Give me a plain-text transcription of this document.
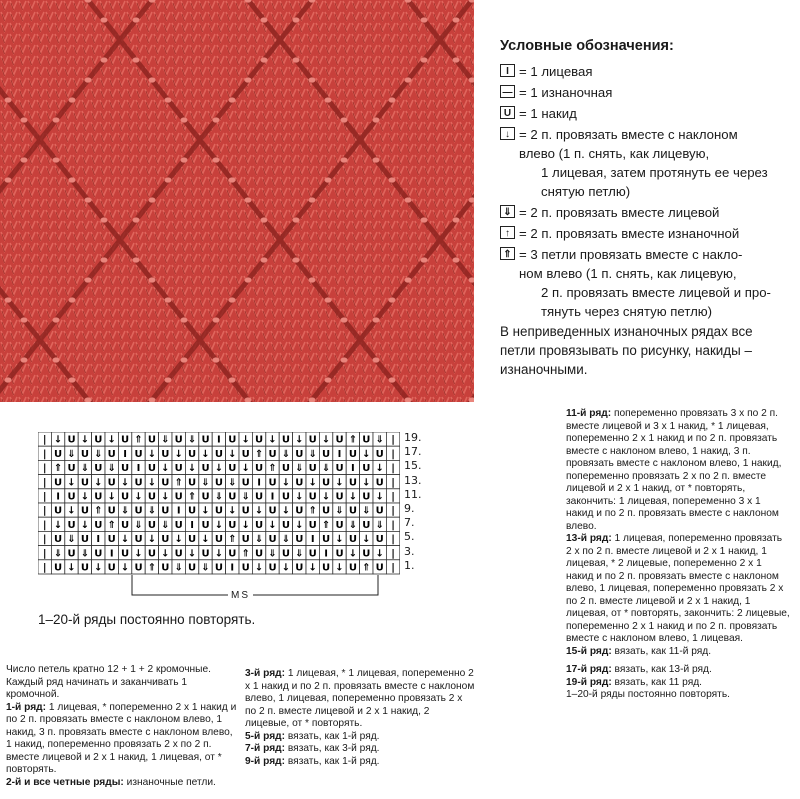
Условные обозначения:
I = 1 лицевая
— = 1 изнаночная
U = 1 накид
↓ = 2 п. провязать вместе с наклоном
влево (1 п. снять, как лицевую,
1 лицевая, затем протянуть ее через
снятую петлю)
⇓ = 2 п. провязать вместе лицевой
↑ = 2 п. провязать вместе изнаночной
⇑ = 3 петли провязать вместе с накло-
ном влево (1 п. снять, как лицевую,
2 п. провязать вместе лицевой и про-
тянуть через снятую петлю)
В неприведенных изнаночных рядах все петли провязывать по рисунку, накиды – изнаночными.
| ↓ U ↓ U ↓ U ⇑ U ⇓ U ⇓ U I U ↓ U ↓ U ↓ U ↓ U ⇑ U ⇓ |
| U ⇓ U ⇓ U I U ↓ U ↓ U ↓ U ↓ U ⇑ U ⇓ U ⇓ U I U ↓ U |
| ⇑ U ⇓ U ⇓ U I U ↓ U ↓ U ↓ U ↓ U ⇑ U ⇓ U ⇓ U I U ↓ |
| U ↓ U ↓ U ↓ U ↓ U ⇑ U ⇓ U ⇓ U I U ↓ U ↓ U ↓ U ↓ U |
| I U ↓ U ↓ U ↓ U ↓ U ⇑ U ⇓ U ⇓ U I U ↓ U ↓ U ↓ U ↓ |
| U ↓ U ⇑ U ⇓ U ⇓ U I U ↓ U ↓ U ↓ U ↓ U ⇑ U ⇓ U ⇓ U |
| ↓ U ↓ U ⇑ U ⇓ U ⇓ U I U ↓ U ↓ U ↓ U ↓ U ⇑ U ⇓ U ⇓ |
| U ⇓ U I U ↓ U ↓ U ↓ U ↓ U ⇑ U ⇓ U ⇓ U I U ↓ U ↓ U |
| ⇓ U ⇓ U I U ↓ U ↓ U ↓ U ↓ U ⇑ U ⇓ U ⇓ U I U ↓ U ↓ |
| U ↓ U ↓ U ↓ U ⇑ U ⇓ U ⇓ U I U ↓ U ↓ U ↓ U ↓ U ⇑ U |
19.
17.
15.
13.
11.
9.
7.
5.
3.
1.
MS
1–20-й ряды постоянно повторять.

Число петель кратно 12 + 1 + 2 кромочные. Каждый ряд начинать и заканчивать 1 кромочной.

1-й ряд: 1 лицевая, * попеременно 2 х 1 накид и по 2 п. провязать вместе с наклоном влево, 1 накид, 3 п. провязать вместе с наклоном влево, 1 накид, попеременно провязать 2 х по 2 п. вместе лицевой и 2 х 1 накид, 1 лицевая, от * повторять.

2-й и все четные ряды: изнаночные петли.

3-й ряд: 1 лицевая, * 1 лицевая, попеременно 2 х 1 накид и по 2 п. провязать вместе с наклоном влево, 1 лицевая, попеременно провязать 2 х по 2 п. вместе лицевой и 2 х 1 накид, 2 лицевые, от * повторять.

5-й ряд: вязать, как 1-й ряд.

7-й ряд: вязать, как 3-й ряд.

9-й ряд: вязать, как 1-й ряд.

11-й ряд: попеременно провязать 3 х по 2 п. вместе лицевой и 3 х 1 накид, * 1 лицевая, попеременно 2 х 1 накид и по 2 п. провязать вместе с наклоном влево, 1 накид, 3 п. провязать вместе с наклоном влево, 1 накид, попеременно провязать 2 х по 2 п. вместе лицевой и 2 х 1 накид, от * повторять, закончить: 1 лицевая, попеременно 3 х 1 накид и по 2 п. провязать вместе с наклоном влево.

13-й ряд: 1 лицевая, попеременно провязать 2 х по 2 п. вместе лицевой и 2 х 1 накид, 1 лицевая, * 2 лицевые, попеременно 2 х 1 накид и по 2 п. провязать вместе с наклоном влево, 1 лицевая, попеременно провязать 2 х по 2 п. вместе лицевой и 2 х 1 накид, 1 лицевая, от * повторять, закончить: 2 лицевые, попеременно 2 х 1 накид и по 2 п. провязать вместе с наклоном влево, 1 лицевая.

15-й ряд: вязать, как 11-й ряд.

17-й ряд: вязать, как 13-й ряд.

19-й ряд: вязать, как 11 ряд.

1–20-й ряды постоянно повторять.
########
> _Exercise requirements_:
Count the lines in which the string "петлю" appears, then report only that figure.

> _Written response_:
2